### WHAT TO WORK ON
Whenever a line contains the string "allow", copy it out of the entries.

[Stored data]
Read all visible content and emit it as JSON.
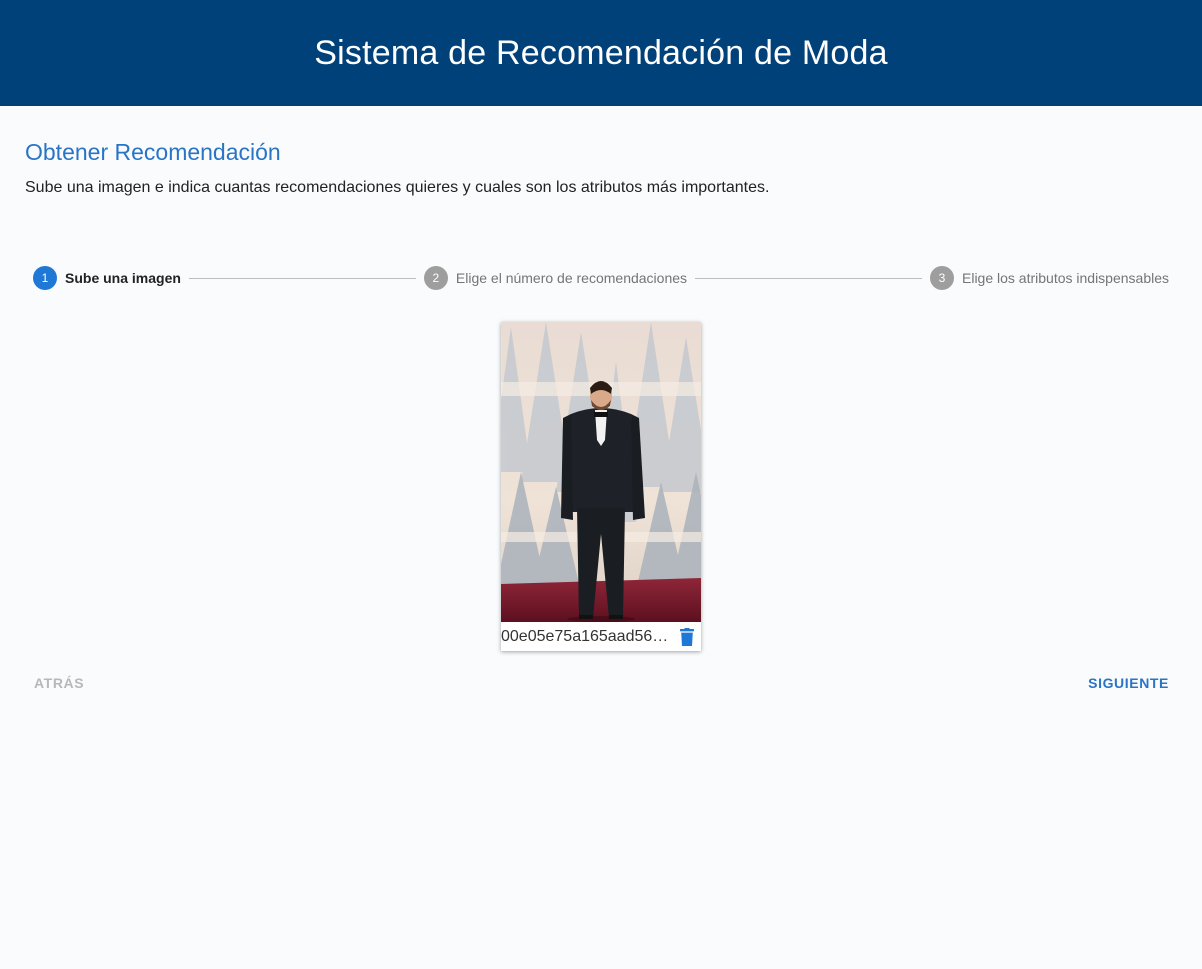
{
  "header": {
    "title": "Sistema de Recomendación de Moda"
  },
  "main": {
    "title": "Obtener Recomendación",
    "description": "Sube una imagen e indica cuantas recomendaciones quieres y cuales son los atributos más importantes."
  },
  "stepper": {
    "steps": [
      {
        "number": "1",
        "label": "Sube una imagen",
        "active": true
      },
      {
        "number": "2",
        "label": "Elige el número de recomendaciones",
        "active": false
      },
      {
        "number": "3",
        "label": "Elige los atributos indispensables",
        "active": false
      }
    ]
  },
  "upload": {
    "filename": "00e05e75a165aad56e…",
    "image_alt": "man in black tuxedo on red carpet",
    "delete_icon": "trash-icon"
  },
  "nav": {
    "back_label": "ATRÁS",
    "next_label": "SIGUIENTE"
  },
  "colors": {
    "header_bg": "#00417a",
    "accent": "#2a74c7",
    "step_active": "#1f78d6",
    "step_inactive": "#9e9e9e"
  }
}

* * *

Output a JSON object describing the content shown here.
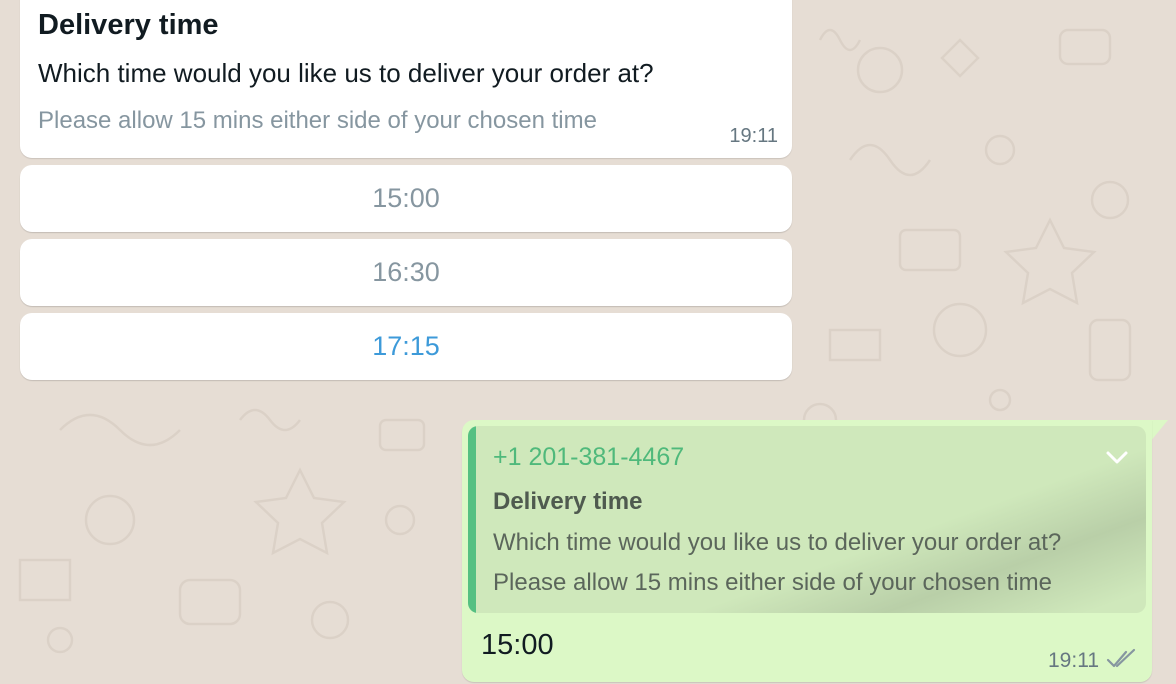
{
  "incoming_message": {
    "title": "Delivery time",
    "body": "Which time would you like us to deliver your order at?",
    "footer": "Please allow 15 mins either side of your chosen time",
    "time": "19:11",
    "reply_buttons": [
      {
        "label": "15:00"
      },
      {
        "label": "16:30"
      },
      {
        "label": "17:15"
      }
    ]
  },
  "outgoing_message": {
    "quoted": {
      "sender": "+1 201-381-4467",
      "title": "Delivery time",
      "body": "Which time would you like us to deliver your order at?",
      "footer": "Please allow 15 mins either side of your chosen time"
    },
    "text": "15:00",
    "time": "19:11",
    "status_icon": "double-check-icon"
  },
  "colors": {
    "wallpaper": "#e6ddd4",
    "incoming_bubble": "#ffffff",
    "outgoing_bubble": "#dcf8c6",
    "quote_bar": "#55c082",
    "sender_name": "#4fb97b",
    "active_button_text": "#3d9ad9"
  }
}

### RESULT BELOW
    "footer": "Please allow 15 mins either side of your chosen time",
      "footer": "Please allow 15 mins either side of your chosen time"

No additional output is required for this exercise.